_WHAT IS BEING ASKED_:
Look for the word "xlabel" in the entries below, then copy every line that has it.
----
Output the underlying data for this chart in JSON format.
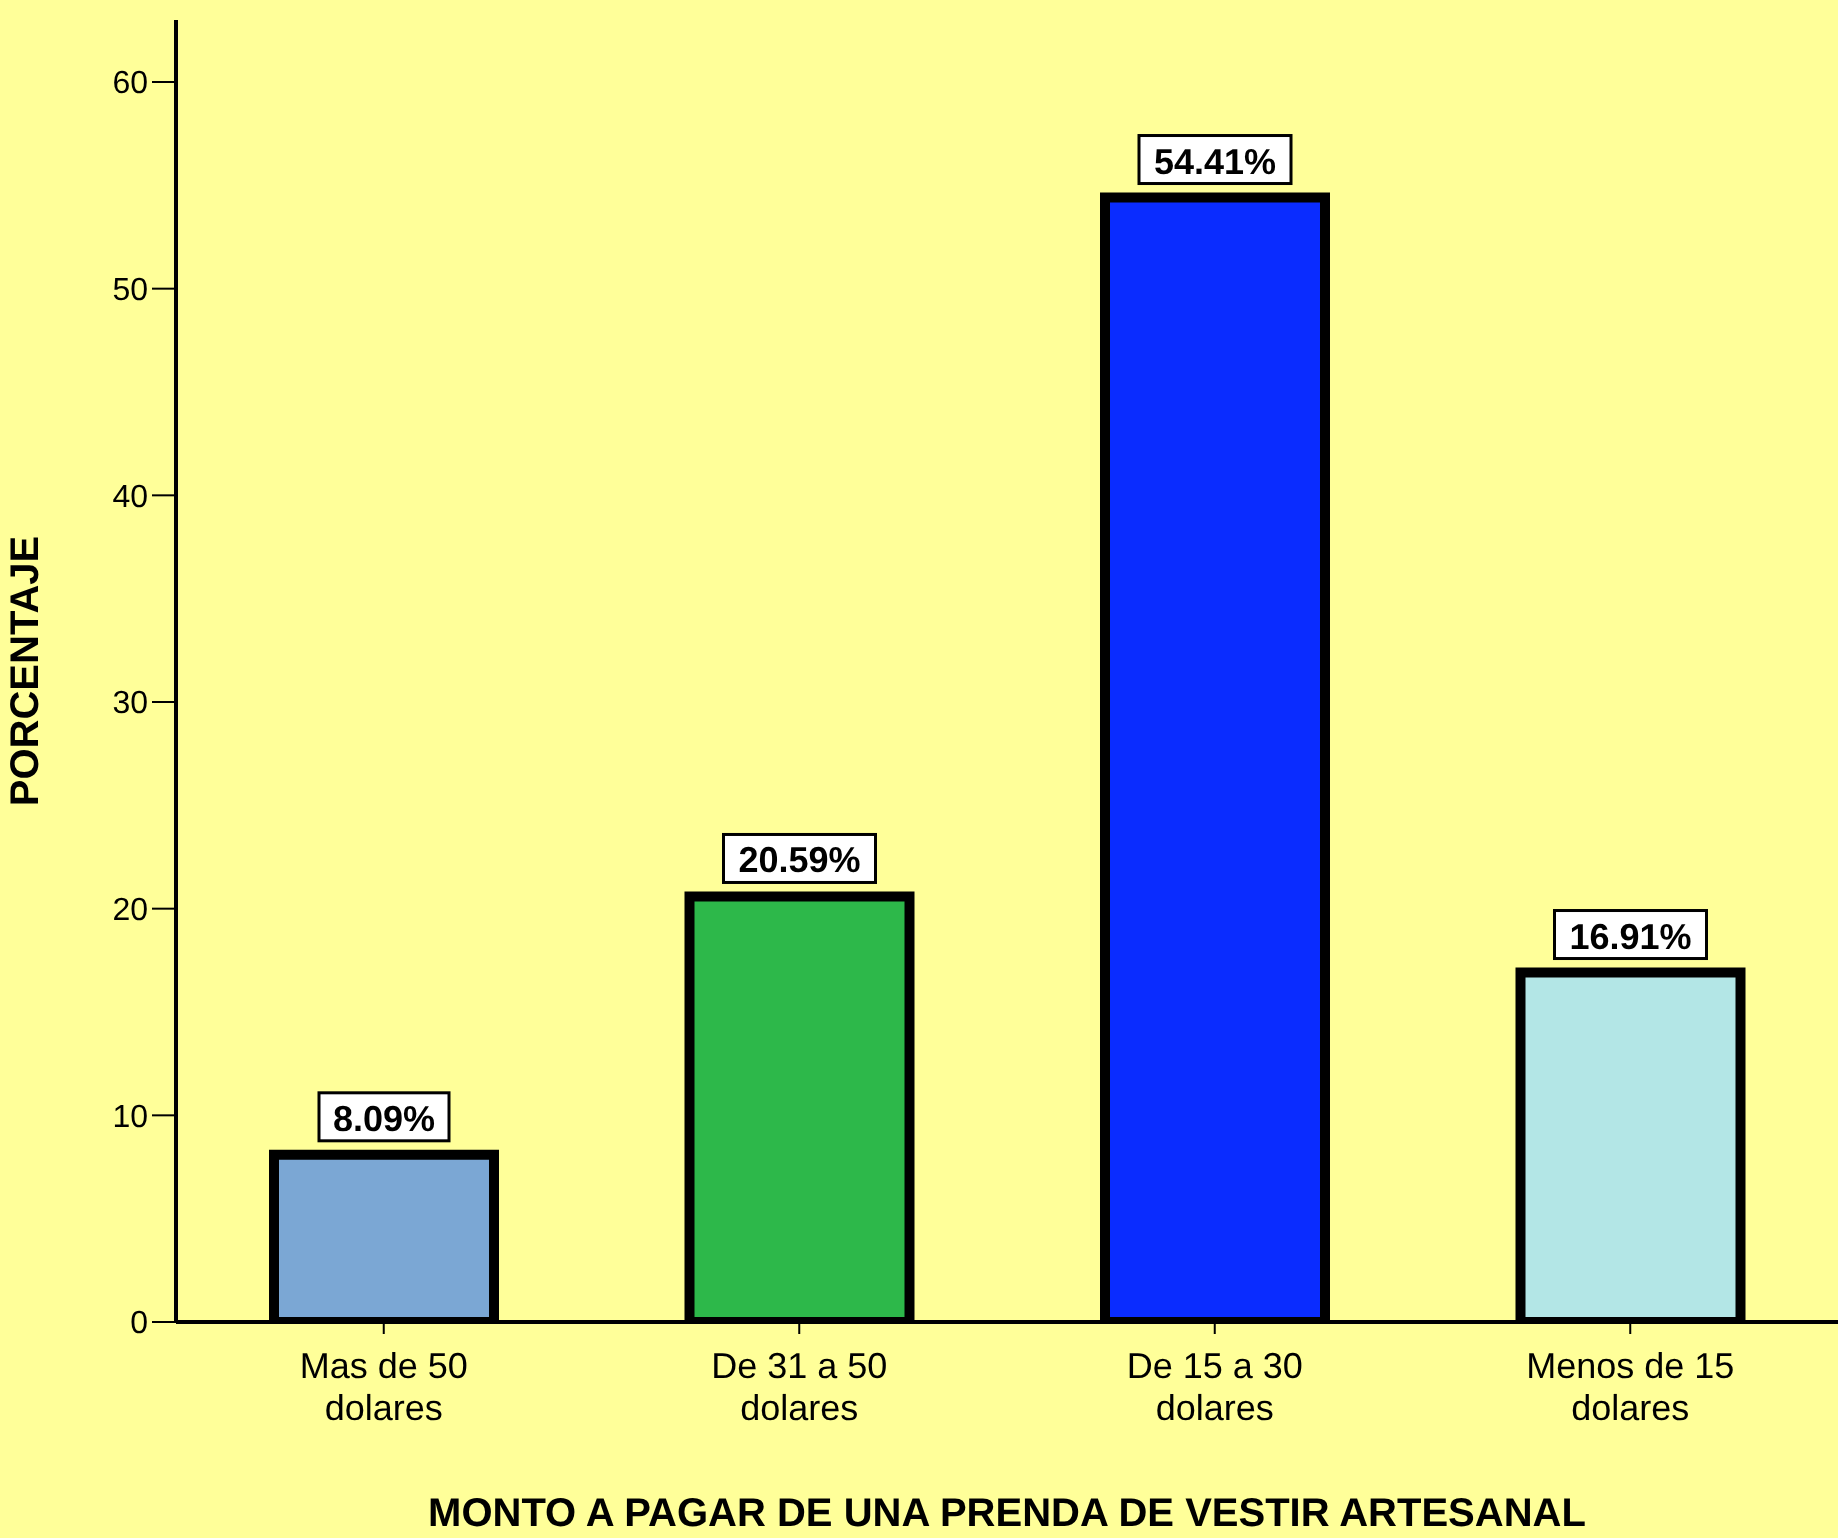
{
  "chart_data": {
    "type": "bar",
    "xlabel": "MONTO A PAGAR DE UNA PRENDA DE VESTIR ARTESANAL",
    "ylabel": "PORCENTAJE",
    "categories": [
      "Mas de 50 dolares",
      "De 31 a 50 dolares",
      "De 15 a 30 dolares",
      "Menos de 15 dolares"
    ],
    "values": [
      8.09,
      20.59,
      54.41,
      16.91
    ],
    "value_labels": [
      "8.09%",
      "20.59%",
      "54.41%",
      "16.91%"
    ],
    "colors": [
      "#7ba7d4",
      "#2db84a",
      "#0a2cff",
      "#b3e6e6"
    ],
    "ylim": [
      0,
      63
    ],
    "yticks": [
      0,
      10,
      20,
      30,
      40,
      50,
      60
    ]
  }
}
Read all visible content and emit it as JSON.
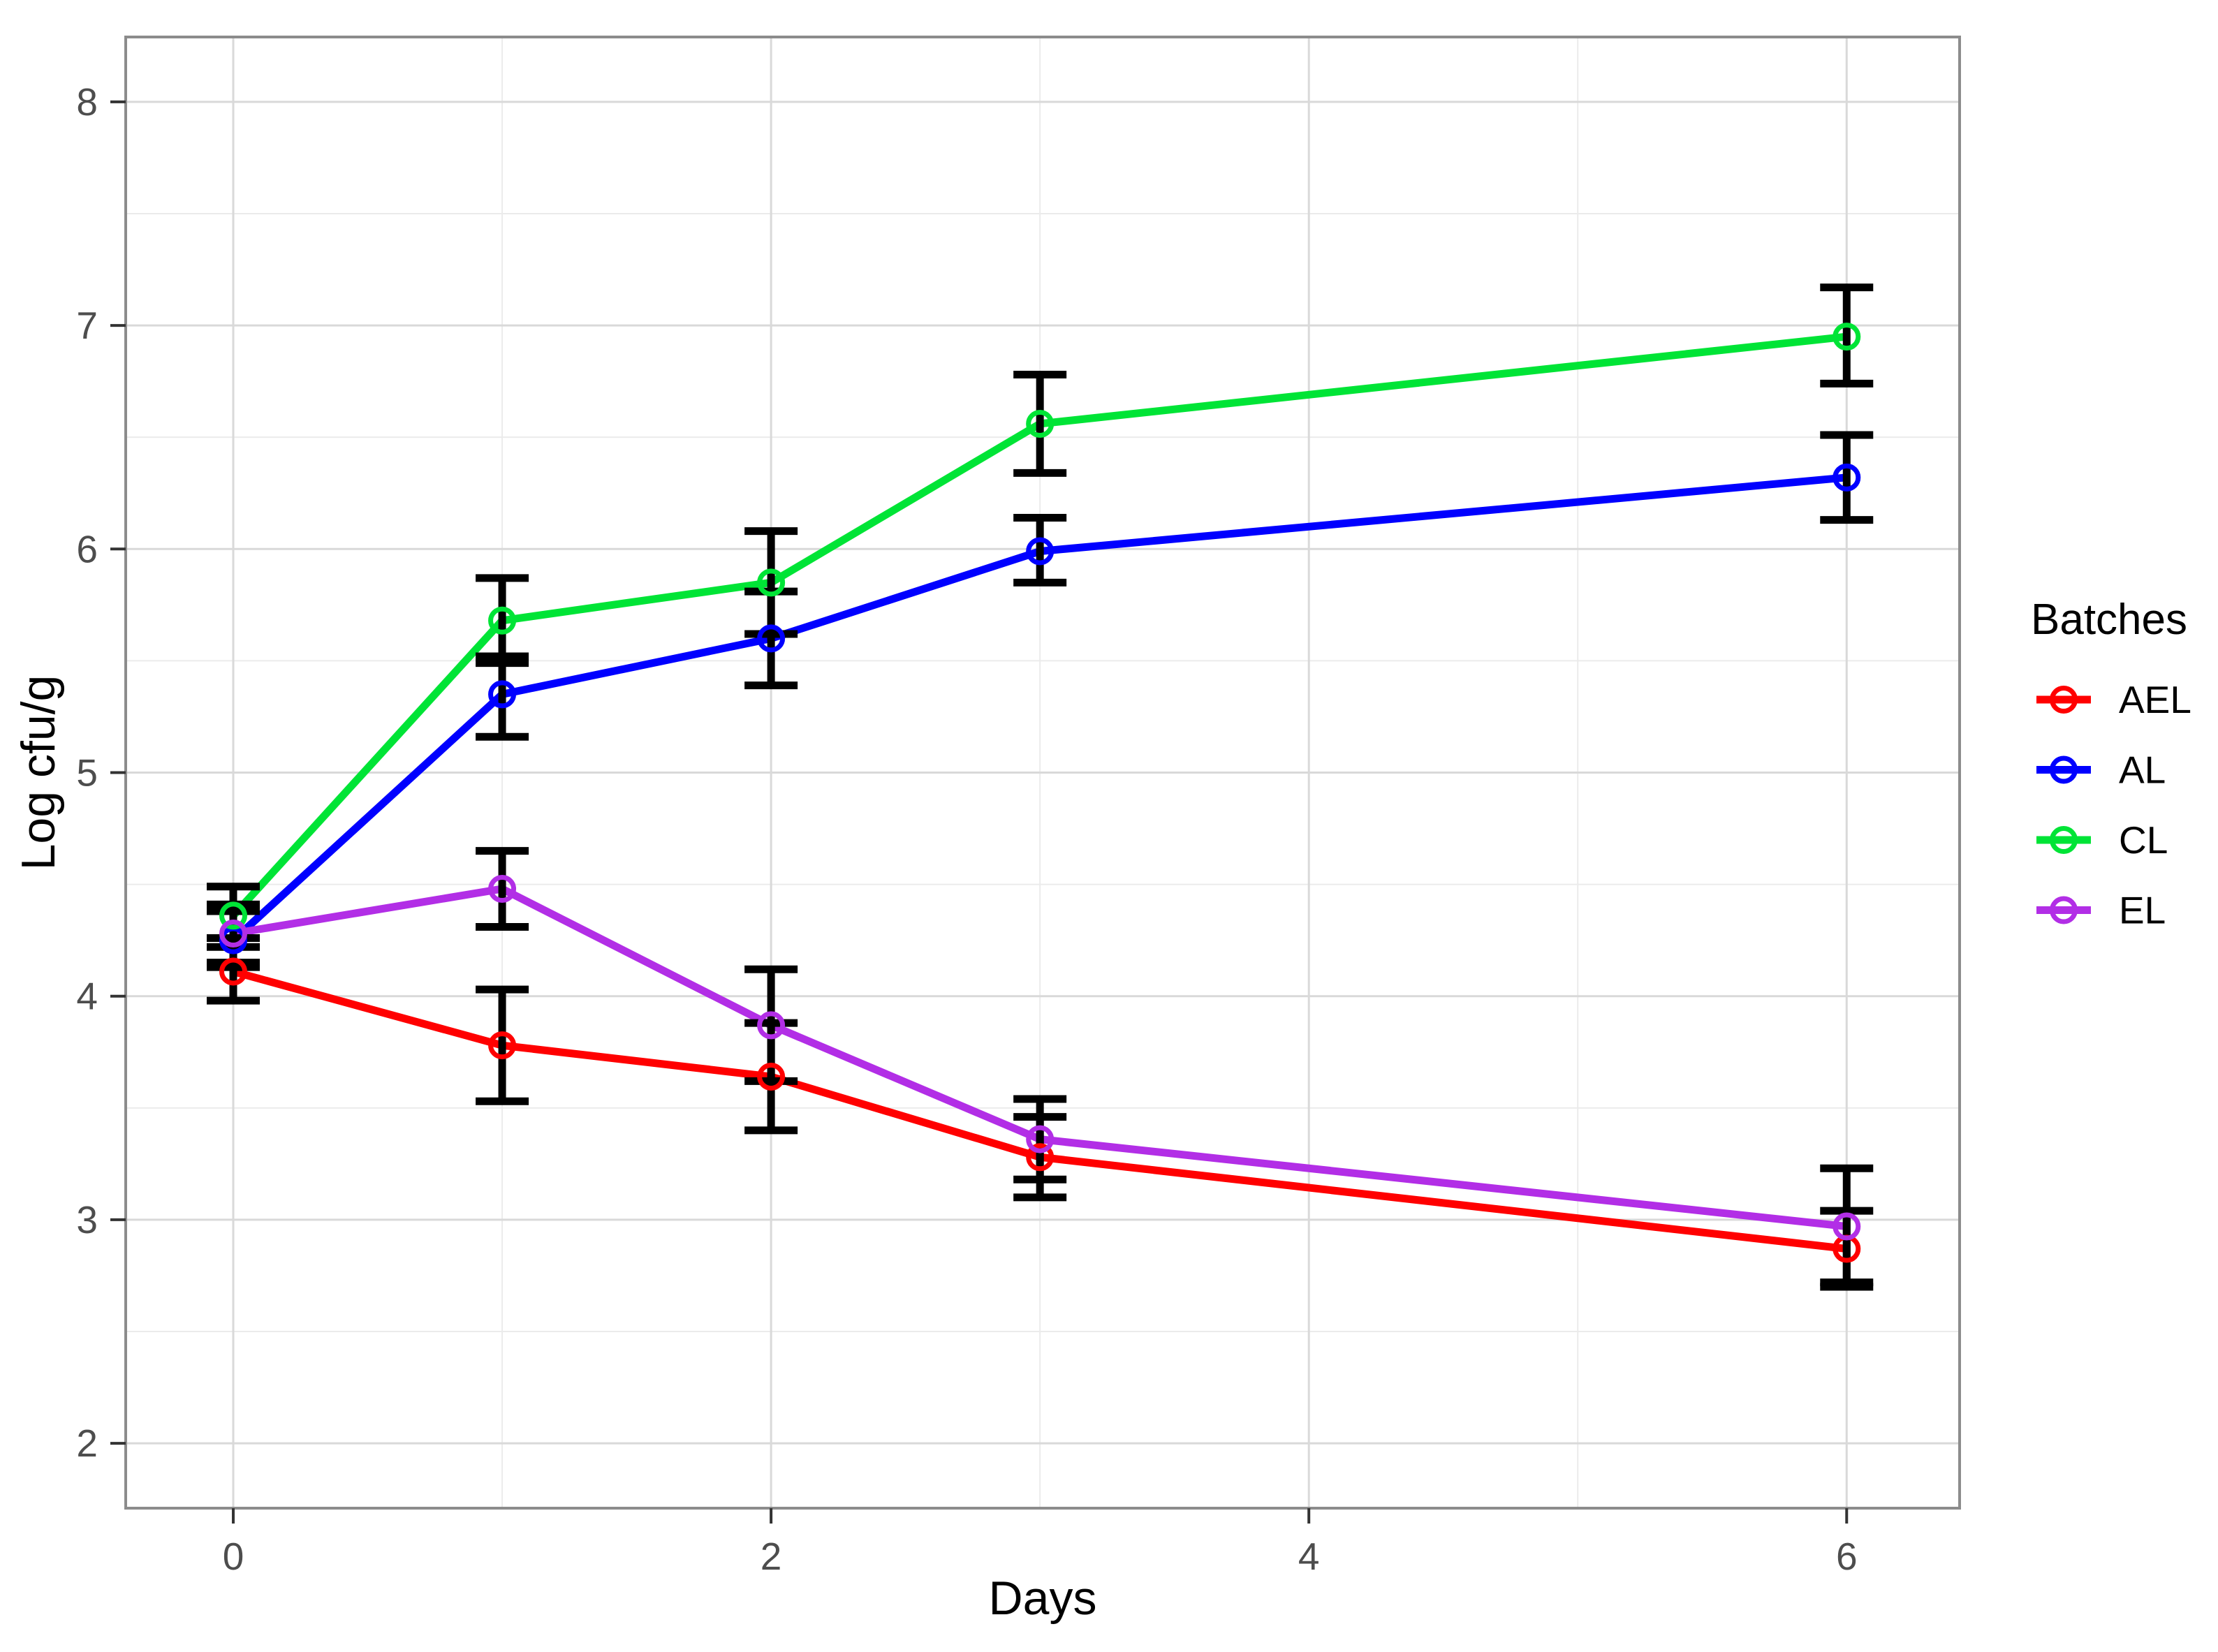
{
  "chart_data": {
    "type": "line",
    "title": "",
    "xlabel": "Days",
    "ylabel": "Log cfu/g",
    "legend_title": "Batches",
    "legend_position": "right",
    "grid": true,
    "x": [
      0,
      1,
      2,
      3,
      6
    ],
    "x_ticks": [
      0,
      2,
      4,
      6
    ],
    "x_minor": [
      1,
      3,
      5
    ],
    "y_ticks": [
      8,
      7,
      6,
      5,
      4,
      3,
      2
    ],
    "y_minor": [
      7.5,
      6.5,
      5.5,
      4.5,
      3.5,
      2.5
    ],
    "xlim": [
      -0.4,
      6.42
    ],
    "ylim": [
      1.71,
      8.29
    ],
    "point_shape": "open-circle",
    "error_bars": "black vertical bars with caps",
    "series": [
      {
        "name": "AEL",
        "color": "#FF0000",
        "values": [
          4.11,
          3.78,
          3.64,
          3.28,
          2.87
        ],
        "err_low": [
          3.98,
          3.53,
          3.4,
          3.1,
          2.7
        ],
        "err_high": [
          4.26,
          4.03,
          3.88,
          3.46,
          3.04
        ]
      },
      {
        "name": "AL",
        "color": "#0000FF",
        "values": [
          4.25,
          5.35,
          5.6,
          5.99,
          6.32
        ],
        "err_low": [
          4.13,
          5.16,
          5.39,
          5.85,
          6.13
        ],
        "err_high": [
          4.38,
          5.52,
          5.81,
          6.14,
          6.51
        ]
      },
      {
        "name": "CL",
        "color": "#00E436",
        "values": [
          4.36,
          5.68,
          5.85,
          6.56,
          6.95
        ],
        "err_low": [
          4.22,
          5.49,
          5.62,
          6.34,
          6.74
        ],
        "err_high": [
          4.49,
          5.87,
          6.08,
          6.78,
          7.17
        ]
      },
      {
        "name": "EL",
        "color": "#B22EE6",
        "values": [
          4.28,
          4.48,
          3.87,
          3.36,
          2.97
        ],
        "err_low": [
          4.15,
          4.31,
          3.62,
          3.18,
          2.72
        ],
        "err_high": [
          4.41,
          4.65,
          4.12,
          3.54,
          3.23
        ]
      }
    ],
    "colors": {
      "background": "#FFFFFF",
      "panel_border": "#8C8C8C",
      "grid_major": "#D9D9D9",
      "grid_minor": "#EBEBEB",
      "tick_mark": "#333333",
      "tick_label": "#4D4D4D",
      "axis_title": "#000000",
      "error_bar": "#000000"
    }
  }
}
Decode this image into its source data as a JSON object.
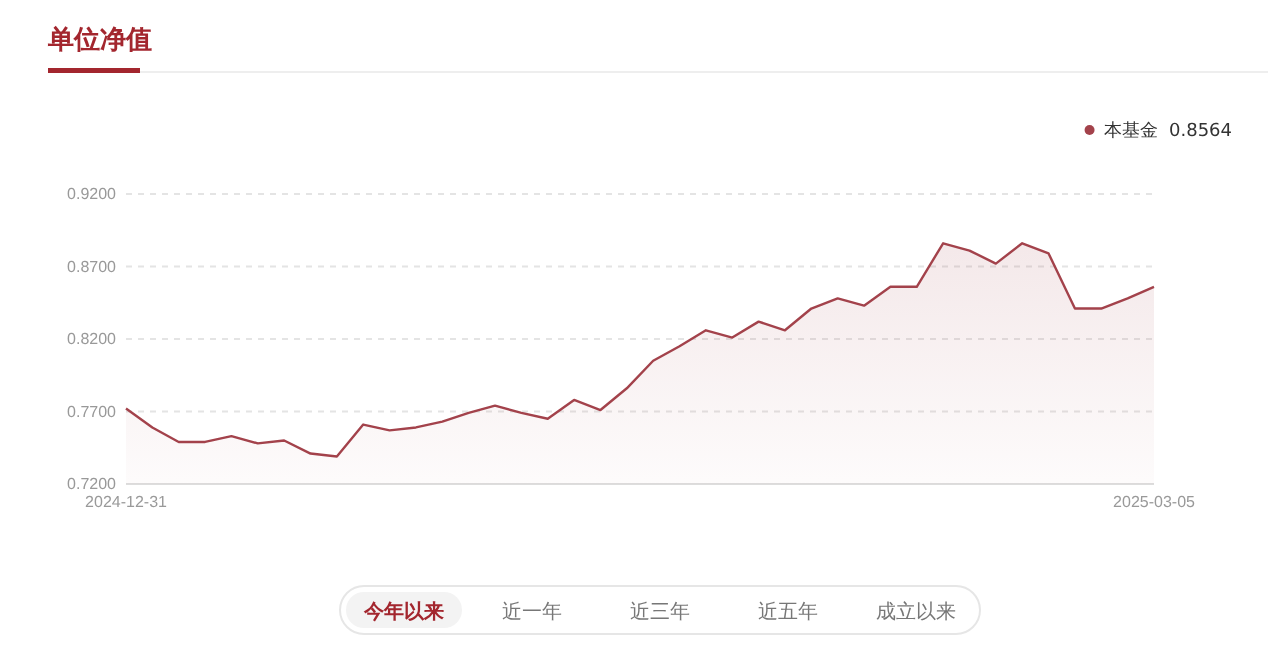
{
  "chart_data": {
    "type": "area",
    "title": "单位净值",
    "categories": [
      "2024-12-31",
      null,
      null,
      null,
      null,
      null,
      null,
      null,
      null,
      null,
      null,
      null,
      null,
      null,
      null,
      null,
      null,
      null,
      null,
      null,
      null,
      null,
      null,
      null,
      null,
      null,
      null,
      null,
      null,
      null,
      null,
      null,
      null,
      null,
      null,
      null,
      null,
      null,
      null,
      "2025-03-05"
    ],
    "series": [
      {
        "name": "本基金  0.8564",
        "color": "#a3424b",
        "values": [
          0.772,
          0.759,
          0.749,
          0.749,
          0.753,
          0.748,
          0.75,
          0.741,
          0.739,
          0.761,
          0.757,
          0.759,
          0.763,
          0.769,
          0.774,
          0.769,
          0.765,
          0.778,
          0.771,
          0.786,
          0.805,
          0.815,
          0.826,
          0.821,
          0.832,
          0.826,
          0.841,
          0.848,
          0.843,
          0.856,
          0.856,
          0.886,
          0.881,
          0.872,
          0.886,
          0.879,
          0.841,
          0.841,
          0.848,
          0.856
        ]
      }
    ],
    "ylim": [
      0.72,
      0.92
    ],
    "yticks": [
      {
        "value": 0.72,
        "label": "0.7200"
      },
      {
        "value": 0.77,
        "label": "0.7700"
      },
      {
        "value": 0.82,
        "label": "0.8200"
      },
      {
        "value": 0.87,
        "label": "0.8700"
      },
      {
        "value": 0.92,
        "label": "0.9200"
      }
    ],
    "grid": "y",
    "legend": "top right",
    "annotations": [
      "今年以来",
      "近一年",
      "近三年",
      "近五年",
      "成立以来"
    ]
  }
}
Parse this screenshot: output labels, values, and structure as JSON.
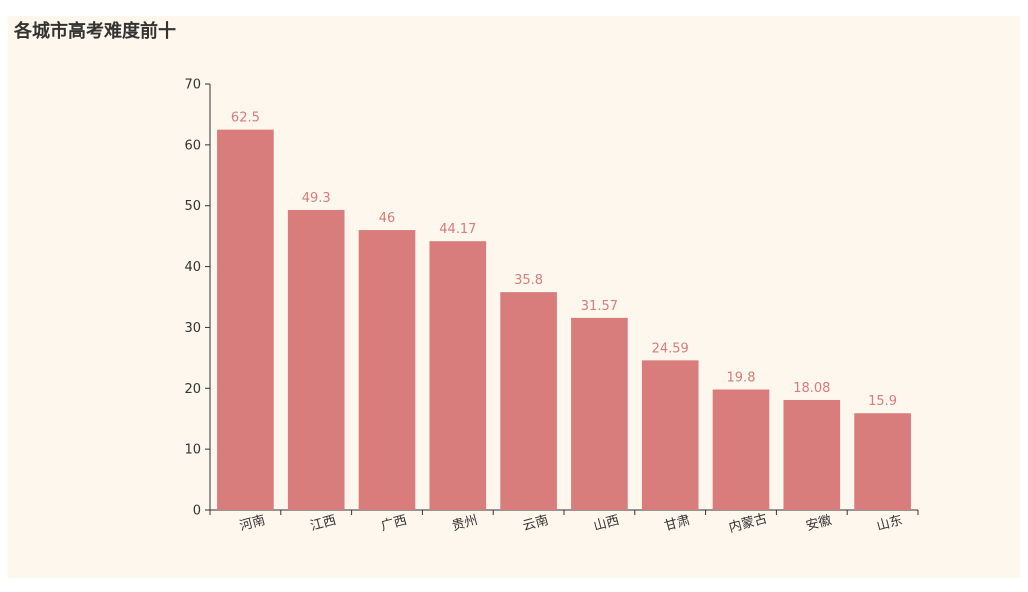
----
_OUTPUT OF THE EXERCISE_:
    "xlabel": "MONTO A PAGAR DE UNA PRENDA DE VESTIR ARTESANAL",
    "xlabel": "Days",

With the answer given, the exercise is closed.